Re: Unicode soft hyphen and hyphenation

2007-01-12 Thread Vincent Hennebert
Jeremias Maerki a écrit :
 Good to see that happen! Here's my take:
 
 On 11.01.2007 13:24:16 Manuel Mall wrote:
 Hi,

 when I implemented the UAX#14 line breaking I noticed that fop doesn't 
 currently support the Unicode soft hyphen (SHY).

 I am thinking of adding support for this character to the line breaking 
 but am unsure of its correct behaviour in an XSL:FO environment. So I 
 have few questions related to treatment of the SHY:

 1) If hyphenation is not enabled should a SHY still produce a valid 
 break opportunity or should it be ignored?
 
 I think it should represent a valid break opportunity.

Well, I don't agree. See the description of SHY in section 15.2 of the
Unicode standard: SHY is used as a hint for automatic hyphenators and
overrides there behaviors. I would typically use it for nicely rendering
veryLongProgramVariablesLikeWeCanFindInJava in e.g. a portion of text
describing them in some documentation. Here I obviously want to force
hyphenation to occur between the words that make the variable name
(Long-Program-Variables instead of LongPro-gramVar-iables or whatever).

So, as a hint for hyphenators, SHY should be ignored when hyphenation is
disabled, and when enabled have the priority over automatic hyphenation.


 2) If hyphenation is enabled shall a word containing a SHY still undergo 
 hyphenation?
 Yes, IMO. A SHY may sometimes be used to handle a special case and if
 that is done in a longer word, I still expect the hyphenation to do its
 work on the rest of the word, but then taking the shy into account when
 doing word-splitting. Nothing fancy, though.

[Jörg]
 That's an interesting question. The problem are languages which use
 compound words and agglutination. Last time I looked, for the English
 language words containing shy were not automatically hyphenated, because
 this wouldn't make sense. German, Hungarian, Turkish etc. are somewhat
 more delicate.

▶ [MATERIAL]:
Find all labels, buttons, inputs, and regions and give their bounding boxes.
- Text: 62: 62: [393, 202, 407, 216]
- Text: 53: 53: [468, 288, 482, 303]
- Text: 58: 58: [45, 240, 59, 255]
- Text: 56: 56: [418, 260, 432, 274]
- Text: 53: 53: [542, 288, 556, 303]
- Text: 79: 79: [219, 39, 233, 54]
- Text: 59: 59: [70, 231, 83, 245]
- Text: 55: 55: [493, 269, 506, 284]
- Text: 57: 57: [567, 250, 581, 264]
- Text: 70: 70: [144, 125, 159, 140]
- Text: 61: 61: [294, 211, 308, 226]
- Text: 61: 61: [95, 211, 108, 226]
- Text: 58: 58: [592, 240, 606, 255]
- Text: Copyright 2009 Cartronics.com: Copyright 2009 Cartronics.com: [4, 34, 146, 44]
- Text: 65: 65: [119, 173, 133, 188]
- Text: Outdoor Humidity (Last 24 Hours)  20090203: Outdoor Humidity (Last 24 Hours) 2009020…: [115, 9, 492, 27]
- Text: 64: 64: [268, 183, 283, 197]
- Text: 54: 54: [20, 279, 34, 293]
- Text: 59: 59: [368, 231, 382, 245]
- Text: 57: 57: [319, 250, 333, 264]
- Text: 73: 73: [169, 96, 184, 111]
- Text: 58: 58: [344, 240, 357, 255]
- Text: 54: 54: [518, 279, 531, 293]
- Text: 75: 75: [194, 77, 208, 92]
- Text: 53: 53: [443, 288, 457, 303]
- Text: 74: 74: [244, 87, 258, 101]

▶ [GOALS]:
1) Please reproduce the part of the soft hyphen thread that begins at the words "2007-01-12 Thread Vincent" and ends after the words "soft hyphen (SHY).", keeping every word unchanged.
2) Output every line of the records as a numbered list, skipping any blank lines.

▶ [ANSWER LIST]:
1)
2007-01-12 Thread Vincent Hennebert
Jeremias Maerki a écrit :
 Good to see that happen! Here's my take:
 
 On 11.01.2007 13:24:16 Manuel Mall wrote:
 Hi,

 when I implemented the UAX#14 line breaking I noticed that fop doesn't 
 currently support the Unicode soft hyphen (SHY).

2)
1. Find all labels, buttons, inputs, and regions and give their bounding boxes.
2. - Text: 62: 62: [393, 202, 407, 216]
3. - Text: 53: 53: [468, 288, 482, 303]
4. - Text: 58: 58: [45, 240, 59, 255]
5. - Text: 56: 56: [418, 260, 432, 274]
6. - Text: 53: 53: [542, 288, 556, 303]
7. - Text: 79: 79: [219, 39, 233, 54]
8. - Text: 59: 59: [70, 231, 83, 245]
9. - Text: 55: 55: [493, 269, 506, 284]
10. - Text: 57: 57: [567, 250, 581, 264]
11. - Text: 70: 70: [144, 125, 159, 140]
12. - Text: 61: 61: [294, 211, 308, 226]
13. - Text: 61: 61: [95, 211, 108, 226]
14. - Text: 58: 58: [592, 240, 606, 255]
15. - Text: Copyright 2009 Cartronics.com: Copyright 2009 Cartronics.com: [4, 34, 146, 44]
16. - Text: 65: 65: [119, 173, 133, 188]
17. - Text: Outdoor Humidity (Last 24 Hours)  20090203: Outdoor Humidity (Last 24 Hours) 2009020…: [115, 9, 492, 27]
18. - Text: 64: 64: [268, 183, 283, 197]
19. - Text: 54: 54: [20, 279, 34, 293]
20. - Text: 59: 59: [368, 231, 382, 245]
21. - Text: 57: 57: [319, 250, 333, 264]
22. - Text: 73: 73: [169, 96, 184, 111]
23. - Text: 58: 58: [344, 240, 357, 255]
24. - Text: 54: 54: [518, 279, 531, 293]
25. - Text: 75: 75: [194, 77, 208, 92]
26. - Text: 53: 53: [443, 288, 457, 303]
27. - Text: 74: 74: [244, 87, 258, 101]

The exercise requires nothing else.